Aşağıdaki Beyoğlu metnine göre Yeraltı Camii hangi caminin arka kısmında kalır?

§ **Metin**:

★ ★ ★

İstanbul’da Kaç Sahabi Kabri Var?
Böyle bilmezdik biz Beyoğlu’nu
İstanbul denilince ilk akla gelen, tepeler üzerine konmuş görkemli camilerdir. Sultan Ahmed, Ayasofya, Nuruosmaniye, Beyazıt, Süleymaniye, Fatih, Şehzadebaşı, Yavuz Sultan Selim ve Mihrimah Sultan Camii gibileri… Bunlar hakikaten şehrin siluetini de oluştururlar. Adeta birer damga hatta mührü gibidirler şehrin. Bu yönüyle Fatih, Suriçi dediğimiz bölge gayet zengindir.
İstanbul’un her ilçesi adeta bir şehir ve şiir… Fatih semtinin dışında özellikle eski İstanbul dediğimiz Beyoğlu, Beşiktaş, Eyüp Sultan ve Üsküdar gibi semtlerimiz de tarihi zenginliklerle doludur. Buraların tam manası ile keşfini yapmaya bir insan ömrü yetmez. Mesela Beyoğlu’nun tarihi güzelliklerini, özelliklerini dışarıdan pek gözlemleyemeyiz. İstanbul’un Batı’ya dönük modern bir semti olarak biliriz pek çoğumuz. Oysa burada da hatırı sayılır miktarda tarihi değerlerimiz barınır. Bunlardan Kılıç Ali Paşa’nınMimar Sinan’a deniz üstüne inşa ettirdiği külliye, yanı başında bulunan görkemli Tophane meydan çeşmesi, çeşmenin karşısında yer alan Fatih’in top fabrikası Tophane-i Amire, İstanbul semalarında ilk ezan-ı Muhammediye’nin yankılandığı Arap Camii, fetihten sonra Galata’da yapılan ilk cami özelliği taşıyan Bereketzade Ali Efendi Camii, İstiklal Caddesi girişinde yer alan Galata Mevlevihanesi, yine Salıpazarı, sahilde bulunan ve son dönem mimarimizin ilginç örneklerinden olan Nusretiye Camii ilk aklıma gelen tarihi mekânlar…
Beyoğlu’nda bulunan tarihi merkezlerden bir tanesi var ki hakikaten onu tesadüfen değil, arayıp bulmak bile öyle pek kolay değildir. Çünkü ortalıkta görünmez. Minaresi apartmanların arasında kalmıştır. Adeta yer altındadır. Bu sebeple belki önünden, ardından defalarca geçmişsizinizdir lakin fark edememişsinizdir bu ilginç mabedi. Burası ismi ile müsemma Yeraltı Camii’dir. Karaköy meydanına çok yakın mesafededir. Katlı otoparkın sağ çaprazında, Kemankeş Kara Mustafa Paşa Camii’nin arka kısmında kalır. Karaköy Vapur İskelesi yakınındadır. Hatta bir arka sokağındadır.

★ ★ ★

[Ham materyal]
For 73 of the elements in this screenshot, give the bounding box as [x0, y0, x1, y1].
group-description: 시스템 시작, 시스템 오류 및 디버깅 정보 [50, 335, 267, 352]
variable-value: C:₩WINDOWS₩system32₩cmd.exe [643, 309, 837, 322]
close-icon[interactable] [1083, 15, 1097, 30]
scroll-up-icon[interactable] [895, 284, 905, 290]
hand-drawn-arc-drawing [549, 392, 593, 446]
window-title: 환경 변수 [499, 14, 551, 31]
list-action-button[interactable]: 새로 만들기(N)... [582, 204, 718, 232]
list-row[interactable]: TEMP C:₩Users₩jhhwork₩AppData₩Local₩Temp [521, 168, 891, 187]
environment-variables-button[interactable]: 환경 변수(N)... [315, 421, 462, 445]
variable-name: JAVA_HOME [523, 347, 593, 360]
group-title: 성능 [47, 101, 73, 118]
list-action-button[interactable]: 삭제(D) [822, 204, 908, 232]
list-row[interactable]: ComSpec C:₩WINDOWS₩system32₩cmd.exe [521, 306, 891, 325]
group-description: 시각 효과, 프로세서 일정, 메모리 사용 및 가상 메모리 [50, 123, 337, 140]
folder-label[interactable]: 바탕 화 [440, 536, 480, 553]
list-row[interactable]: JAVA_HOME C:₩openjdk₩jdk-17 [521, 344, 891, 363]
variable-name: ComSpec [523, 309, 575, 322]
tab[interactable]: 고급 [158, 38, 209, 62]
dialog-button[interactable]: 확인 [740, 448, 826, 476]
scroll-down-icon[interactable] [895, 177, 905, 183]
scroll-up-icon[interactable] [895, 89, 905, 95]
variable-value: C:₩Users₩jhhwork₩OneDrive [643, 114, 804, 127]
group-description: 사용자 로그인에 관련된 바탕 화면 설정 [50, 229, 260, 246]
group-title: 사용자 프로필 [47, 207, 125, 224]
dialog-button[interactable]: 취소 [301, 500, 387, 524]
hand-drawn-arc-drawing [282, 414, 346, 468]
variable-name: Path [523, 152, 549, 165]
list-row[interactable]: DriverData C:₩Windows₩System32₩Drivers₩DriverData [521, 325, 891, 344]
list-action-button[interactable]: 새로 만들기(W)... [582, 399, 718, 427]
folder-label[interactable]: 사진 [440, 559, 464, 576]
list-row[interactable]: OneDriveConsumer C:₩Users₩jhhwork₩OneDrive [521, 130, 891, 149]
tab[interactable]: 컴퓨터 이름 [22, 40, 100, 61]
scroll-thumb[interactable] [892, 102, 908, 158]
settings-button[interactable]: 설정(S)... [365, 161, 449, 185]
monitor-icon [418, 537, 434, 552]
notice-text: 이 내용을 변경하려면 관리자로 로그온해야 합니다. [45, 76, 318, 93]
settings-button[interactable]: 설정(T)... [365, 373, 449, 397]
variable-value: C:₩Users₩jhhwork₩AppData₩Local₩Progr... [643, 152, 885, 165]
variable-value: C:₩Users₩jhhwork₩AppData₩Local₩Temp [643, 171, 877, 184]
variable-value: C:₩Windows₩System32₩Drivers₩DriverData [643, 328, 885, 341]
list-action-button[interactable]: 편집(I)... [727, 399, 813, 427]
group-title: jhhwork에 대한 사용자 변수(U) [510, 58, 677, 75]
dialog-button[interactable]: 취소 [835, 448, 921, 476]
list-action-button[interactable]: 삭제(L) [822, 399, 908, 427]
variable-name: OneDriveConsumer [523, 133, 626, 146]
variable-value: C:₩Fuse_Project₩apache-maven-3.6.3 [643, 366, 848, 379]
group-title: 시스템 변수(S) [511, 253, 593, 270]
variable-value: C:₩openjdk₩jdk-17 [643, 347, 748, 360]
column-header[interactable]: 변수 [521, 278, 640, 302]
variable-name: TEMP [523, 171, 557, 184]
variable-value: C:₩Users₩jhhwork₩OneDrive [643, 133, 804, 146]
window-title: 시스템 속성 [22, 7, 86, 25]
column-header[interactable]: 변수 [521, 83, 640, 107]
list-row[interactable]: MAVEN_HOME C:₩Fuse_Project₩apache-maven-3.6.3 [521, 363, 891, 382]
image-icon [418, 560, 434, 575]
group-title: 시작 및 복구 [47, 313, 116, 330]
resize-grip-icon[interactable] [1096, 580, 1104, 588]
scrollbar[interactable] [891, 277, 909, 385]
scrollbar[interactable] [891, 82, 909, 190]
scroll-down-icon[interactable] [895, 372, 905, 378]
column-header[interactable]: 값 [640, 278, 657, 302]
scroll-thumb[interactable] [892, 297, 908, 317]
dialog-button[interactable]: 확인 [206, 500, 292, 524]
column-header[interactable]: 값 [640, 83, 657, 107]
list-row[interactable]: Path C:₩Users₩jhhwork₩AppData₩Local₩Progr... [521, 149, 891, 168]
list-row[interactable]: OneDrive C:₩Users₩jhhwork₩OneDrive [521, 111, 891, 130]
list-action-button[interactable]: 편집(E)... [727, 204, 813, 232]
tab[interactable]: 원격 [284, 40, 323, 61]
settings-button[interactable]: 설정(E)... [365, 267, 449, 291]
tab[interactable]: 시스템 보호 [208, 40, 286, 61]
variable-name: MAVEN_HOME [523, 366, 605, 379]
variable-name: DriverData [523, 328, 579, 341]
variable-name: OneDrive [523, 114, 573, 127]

★ ★ ★

§ **Alıştırmanın cevabı**: Kemankeş Kara Mustafa Paşa Camii'nin arka kısmında kalır.